Record excerpts —
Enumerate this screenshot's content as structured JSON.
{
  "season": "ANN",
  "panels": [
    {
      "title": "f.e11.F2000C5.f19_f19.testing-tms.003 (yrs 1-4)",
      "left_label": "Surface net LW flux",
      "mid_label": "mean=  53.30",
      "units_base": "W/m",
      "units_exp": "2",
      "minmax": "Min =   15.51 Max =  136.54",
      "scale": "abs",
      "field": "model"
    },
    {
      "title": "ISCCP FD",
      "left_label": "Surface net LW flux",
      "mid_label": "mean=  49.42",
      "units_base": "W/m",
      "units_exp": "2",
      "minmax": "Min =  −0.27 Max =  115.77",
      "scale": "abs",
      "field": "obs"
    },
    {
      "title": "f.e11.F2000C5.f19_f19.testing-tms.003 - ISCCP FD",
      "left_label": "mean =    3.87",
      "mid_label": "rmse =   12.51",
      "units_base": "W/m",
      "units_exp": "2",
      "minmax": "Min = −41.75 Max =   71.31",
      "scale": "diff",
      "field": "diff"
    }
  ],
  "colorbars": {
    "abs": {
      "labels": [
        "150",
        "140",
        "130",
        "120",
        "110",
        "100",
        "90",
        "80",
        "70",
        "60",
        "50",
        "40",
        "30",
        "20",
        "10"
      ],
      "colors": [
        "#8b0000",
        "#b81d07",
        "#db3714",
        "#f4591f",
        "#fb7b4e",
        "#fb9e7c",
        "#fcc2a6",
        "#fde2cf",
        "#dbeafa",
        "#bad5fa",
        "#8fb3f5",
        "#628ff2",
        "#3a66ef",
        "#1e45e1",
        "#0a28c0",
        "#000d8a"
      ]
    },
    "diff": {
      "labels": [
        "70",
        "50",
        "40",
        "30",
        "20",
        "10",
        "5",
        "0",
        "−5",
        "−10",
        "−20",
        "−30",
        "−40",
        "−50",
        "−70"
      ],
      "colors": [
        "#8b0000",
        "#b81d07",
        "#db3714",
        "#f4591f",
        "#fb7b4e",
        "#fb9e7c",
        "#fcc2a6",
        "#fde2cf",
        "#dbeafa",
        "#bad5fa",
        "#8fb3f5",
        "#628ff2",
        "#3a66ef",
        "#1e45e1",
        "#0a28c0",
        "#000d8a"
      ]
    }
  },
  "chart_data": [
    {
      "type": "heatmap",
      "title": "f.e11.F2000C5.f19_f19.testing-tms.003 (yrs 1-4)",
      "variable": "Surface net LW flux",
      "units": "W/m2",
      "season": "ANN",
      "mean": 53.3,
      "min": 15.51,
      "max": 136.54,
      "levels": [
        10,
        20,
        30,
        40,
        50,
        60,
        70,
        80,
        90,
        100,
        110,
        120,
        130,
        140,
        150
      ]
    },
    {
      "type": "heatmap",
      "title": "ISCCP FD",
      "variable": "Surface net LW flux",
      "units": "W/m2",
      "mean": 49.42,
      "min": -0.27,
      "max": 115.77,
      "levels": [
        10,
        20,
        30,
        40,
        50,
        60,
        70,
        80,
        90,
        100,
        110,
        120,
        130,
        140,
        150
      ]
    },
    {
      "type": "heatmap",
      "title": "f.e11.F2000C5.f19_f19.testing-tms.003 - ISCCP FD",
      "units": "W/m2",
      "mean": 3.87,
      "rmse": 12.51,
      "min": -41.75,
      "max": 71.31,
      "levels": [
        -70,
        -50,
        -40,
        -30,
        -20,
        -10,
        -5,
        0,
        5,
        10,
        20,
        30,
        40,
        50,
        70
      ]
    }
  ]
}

Description of the task — Using the entries above, state how many lines include the word "mean", with no other words.

Written solution — 6